• [TASK STATEMENT]: Please write out the material again, starting with the line with "staticText: 2023/04/27の執筆日記 [336, 986, 744, 1042]" and going on through the line with "button[interactable]: 過去7日間の文字数 [53, 1362, 1028, 1552]", switching "staticText" to "textLabel" and leaving all else unchanged.

[Stored dataset items]
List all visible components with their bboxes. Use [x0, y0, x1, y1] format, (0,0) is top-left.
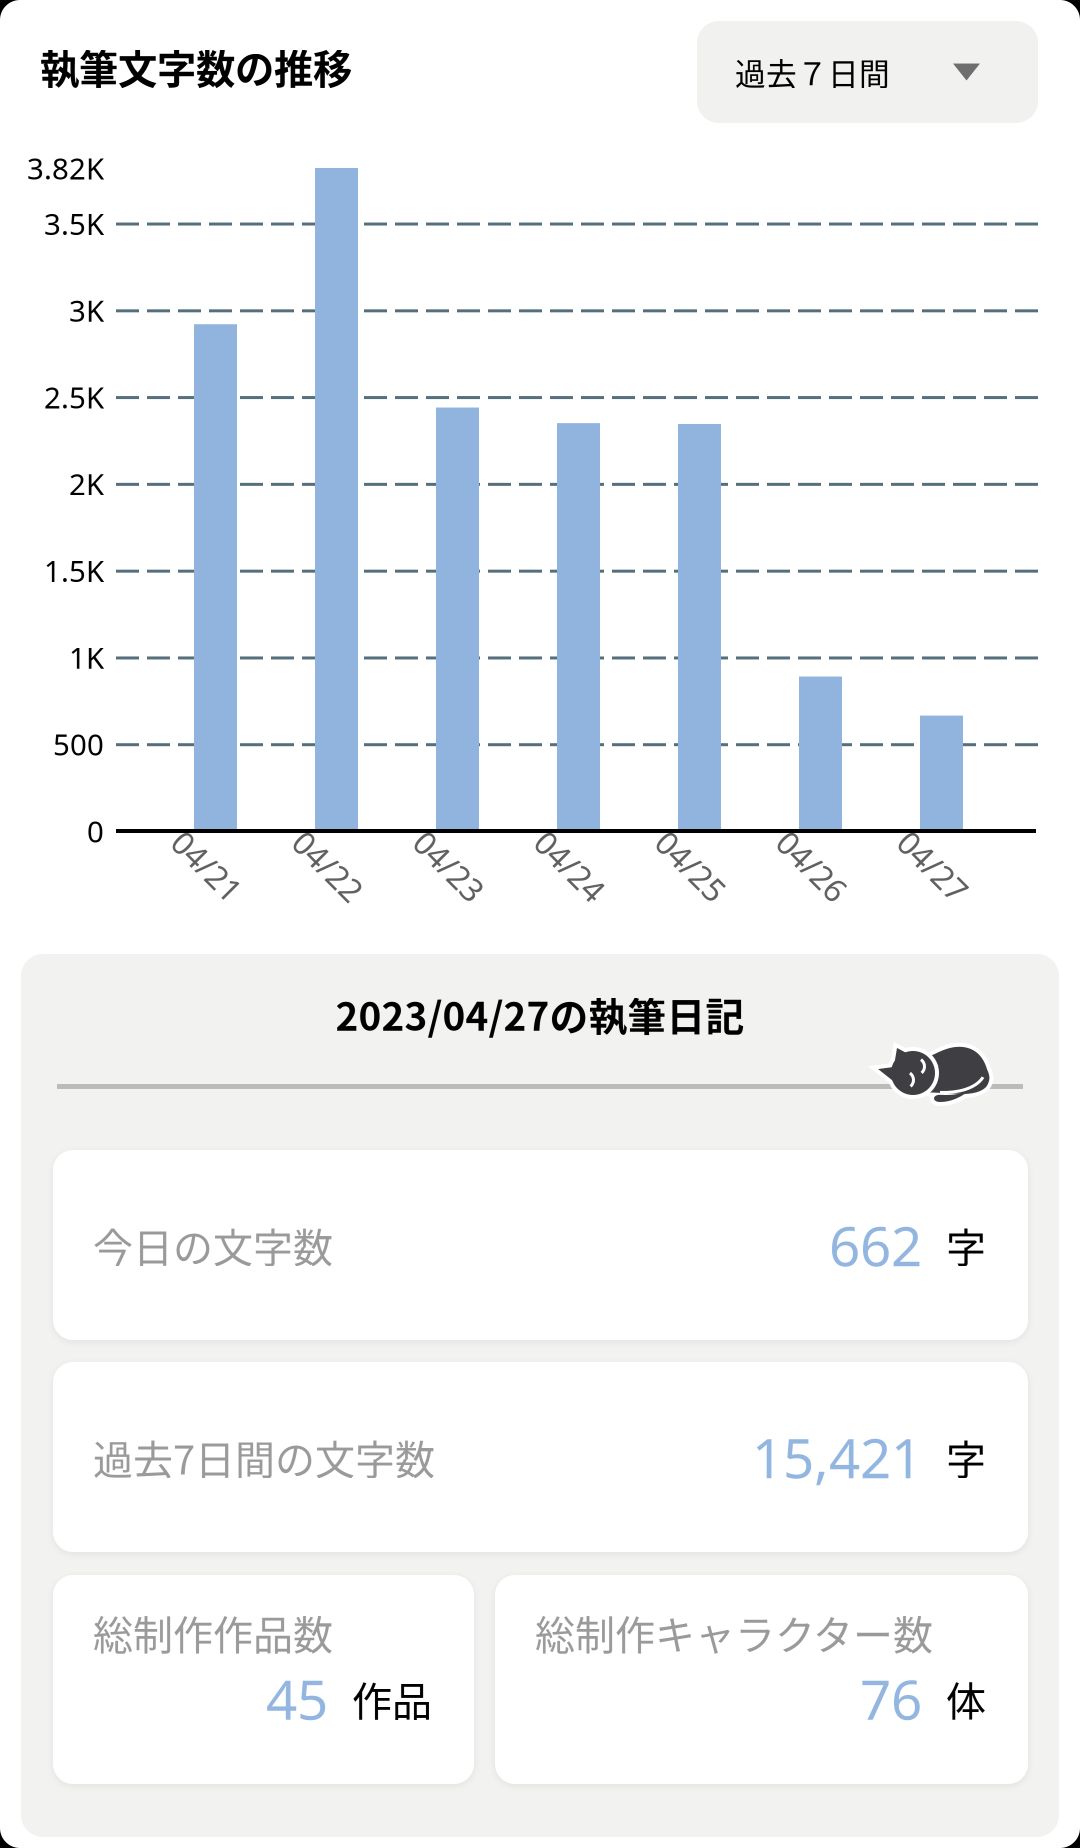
staticText: 2023/04/27の執筆日記 [336, 986, 744, 1042]
staticText: 04/21 [165, 844, 249, 888]
staticText: 15,421 [752, 1420, 922, 1494]
staticText: 04/24 [528, 844, 612, 888]
staticText: 04/27 [891, 844, 975, 888]
staticText: 76 [860, 1661, 922, 1736]
staticText: 0 [87, 811, 104, 851]
staticText: 04/23 [407, 844, 491, 888]
staticText: 1K [69, 638, 104, 678]
staticText: 2K [69, 464, 104, 504]
staticText: 総制作作品数 [93, 1603, 333, 1661]
staticText: 1.5K [44, 551, 104, 591]
staticText: 過去７日間 [735, 50, 890, 94]
staticText: 3.5K [44, 204, 104, 244]
staticText: 3K [69, 290, 104, 330]
button[interactable]: 過去7日間の文字数 [53, 1362, 1028, 1552]
button[interactable]: 過去７日間 [697, 21, 1038, 123]
button[interactable]: 総制作作品数 [53, 1575, 474, 1784]
staticText: 字 [946, 1216, 986, 1274]
staticText: 体 [946, 1670, 986, 1727]
button[interactable]: 総制作キャラクター数 [495, 1575, 1028, 1784]
staticText: 作品 [352, 1670, 432, 1727]
staticText: 過去7日間の文字数 [93, 1428, 435, 1486]
staticText: 500 [53, 724, 104, 764]
staticText: 今日の文字数 [93, 1216, 333, 1274]
staticText: 04/25 [649, 844, 733, 888]
staticText: 執筆文字数の推移 [40, 38, 352, 95]
staticText: 662 [829, 1208, 922, 1282]
staticText: 総制作キャラクター数 [535, 1603, 933, 1661]
staticText: 04/26 [770, 844, 854, 888]
button[interactable]: 今日の文字数 [53, 1150, 1028, 1340]
staticText: 3.82K [27, 148, 104, 188]
staticText: 2.5K [44, 377, 104, 417]
staticText: 字 [946, 1428, 986, 1486]
staticText: 04/22 [286, 844, 370, 888]
staticText: 45 [266, 1661, 328, 1736]
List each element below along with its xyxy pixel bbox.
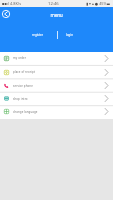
staticText: ▪▪ıl 4.8K/s [2, 1, 22, 6]
staticText: login [66, 33, 74, 37]
staticText: menu [50, 12, 63, 19]
staticText: ▮ ▾ ▴ ● 45%▬ [86, 1, 111, 6]
button[interactable]: shop intro [0, 93, 113, 106]
button[interactable]: change language [0, 106, 113, 119]
button[interactable]: place of receipt [0, 66, 113, 80]
button[interactable]: login [58, 31, 81, 39]
staticText: 12:46 [48, 1, 59, 7]
staticText: place of receipt [13, 70, 36, 74]
button[interactable]: Back [1, 9, 11, 19]
staticText: shop intro [13, 97, 28, 101]
button[interactable]: my order [0, 52, 113, 66]
button[interactable]: service phone [0, 80, 113, 93]
staticText: register [32, 33, 44, 37]
staticText: my order [13, 56, 26, 60]
staticText: change language [13, 110, 38, 114]
button[interactable]: register [24, 31, 52, 39]
staticText: service phone [13, 84, 33, 88]
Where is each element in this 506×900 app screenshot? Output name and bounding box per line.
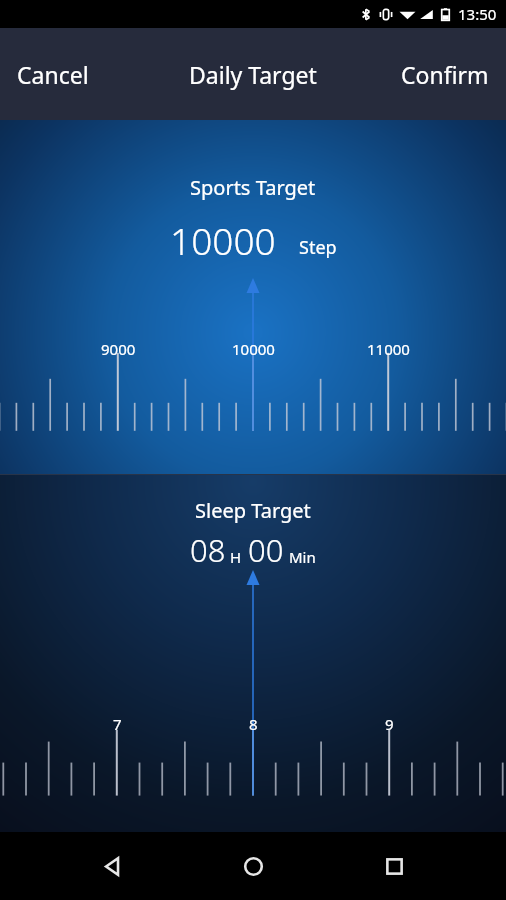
button[interactable]: Back xyxy=(83,837,141,895)
staticText: 08 xyxy=(190,529,226,571)
staticText: 11000 xyxy=(367,339,410,359)
staticText: 13:50 xyxy=(458,4,497,24)
staticText: Confirm xyxy=(401,59,489,90)
staticText: 9 xyxy=(385,714,394,734)
button[interactable]: Daily Target xyxy=(179,49,327,100)
button[interactable]: Cancel xyxy=(0,43,106,106)
button[interactable]: Confirm xyxy=(384,43,506,106)
staticText: 7 xyxy=(113,714,122,734)
staticText: Min xyxy=(289,547,316,567)
staticText: 00 xyxy=(248,529,284,571)
button[interactable]: Recent apps xyxy=(365,837,423,895)
button[interactable]: Home xyxy=(224,837,282,895)
staticText: 8 xyxy=(249,714,258,734)
staticText: 9000 xyxy=(101,339,136,359)
staticText: H xyxy=(230,547,242,567)
staticText: Sleep Target xyxy=(195,497,311,524)
staticText: 10000 xyxy=(170,215,276,265)
staticText: Cancel xyxy=(17,59,89,90)
staticText: Sports Target xyxy=(190,174,316,201)
staticText: Daily Target xyxy=(189,59,317,90)
staticText: 10000 xyxy=(232,339,275,359)
staticText: Step xyxy=(299,235,337,260)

• [COMPLETED TASK]:
textLabel: 2023/04/27の執筆日記 [336, 986, 744, 1042]
textLabel: 04/21 [165, 844, 249, 888]
textLabel: 15,421 [752, 1420, 922, 1494]
textLabel: 04/24 [528, 844, 612, 888]
textLabel: 04/27 [891, 844, 975, 888]
textLabel: 76 [860, 1661, 922, 1736]
textLabel: 0 [87, 811, 104, 851]
textLabel: 04/23 [407, 844, 491, 888]
textLabel: 1K [69, 638, 104, 678]
textLabel: 2K [69, 464, 104, 504]
textLabel: 総制作作品数 [93, 1603, 333, 1661]
textLabel: 1.5K [44, 551, 104, 591]
textLabel: 過去７日間 [735, 50, 890, 94]
textLabel: 3.5K [44, 204, 104, 244]
textLabel: 3K [69, 290, 104, 330]
button[interactable]: 過去7日間の文字数 [53, 1362, 1028, 1552]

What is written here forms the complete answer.